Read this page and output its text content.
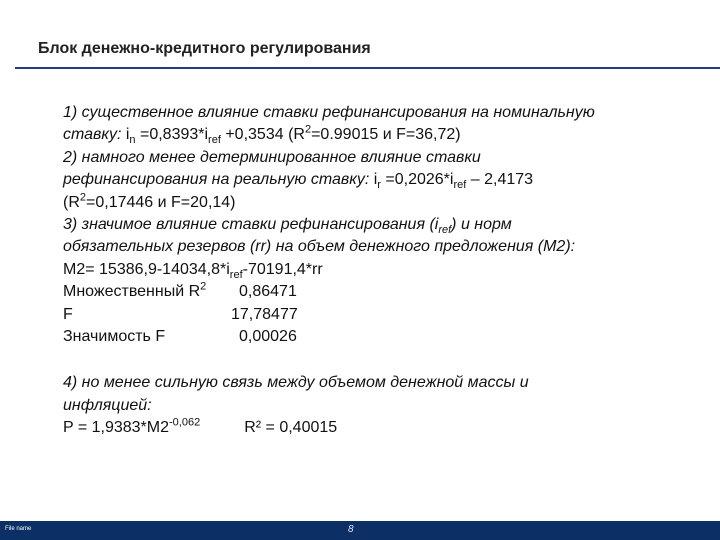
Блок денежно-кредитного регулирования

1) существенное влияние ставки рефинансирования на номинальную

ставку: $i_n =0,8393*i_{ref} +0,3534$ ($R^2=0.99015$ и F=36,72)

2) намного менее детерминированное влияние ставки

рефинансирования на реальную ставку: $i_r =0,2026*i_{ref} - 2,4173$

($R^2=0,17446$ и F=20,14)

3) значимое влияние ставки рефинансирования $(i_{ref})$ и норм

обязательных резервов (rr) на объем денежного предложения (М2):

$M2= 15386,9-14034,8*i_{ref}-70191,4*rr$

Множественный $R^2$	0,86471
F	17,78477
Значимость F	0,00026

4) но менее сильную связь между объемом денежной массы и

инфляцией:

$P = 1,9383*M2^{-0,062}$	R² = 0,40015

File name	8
^^^^^^^^^^^^^^^^
What you have to do >> Copy every line above word for word and exclude the pictures.

Correct output >>
Read this page and output its text content.
Блок денежно-кредитного регулирования

1) существенное влияние ставки рефинансирования на номинальную

ставку: $i_n =0,8393*i_{ref} +0,3534$ ($R^2=0.99015$ и F=36,72)

2) намного менее детерминированное влияние ставки

рефинансирования на реальную ставку: $i_r =0,2026*i_{ref} - 2,4173$

($R^2=0,17446$ и F=20,14)

3) значимое влияние ставки рефинансирования $(i_{ref})$ и норм

обязательных резервов (rr) на объем денежного предложения (М2):

$M2= 15386,9-14034,8*i_{ref}-70191,4*rr$

Множественный $R^2$	0,86471
F	17,78477
Значимость F	0,00026

4) но менее сильную связь между объемом денежной массы и

инфляцией:

$P = 1,9383*M2^{-0,062}$	R² = 0,40015

File name	8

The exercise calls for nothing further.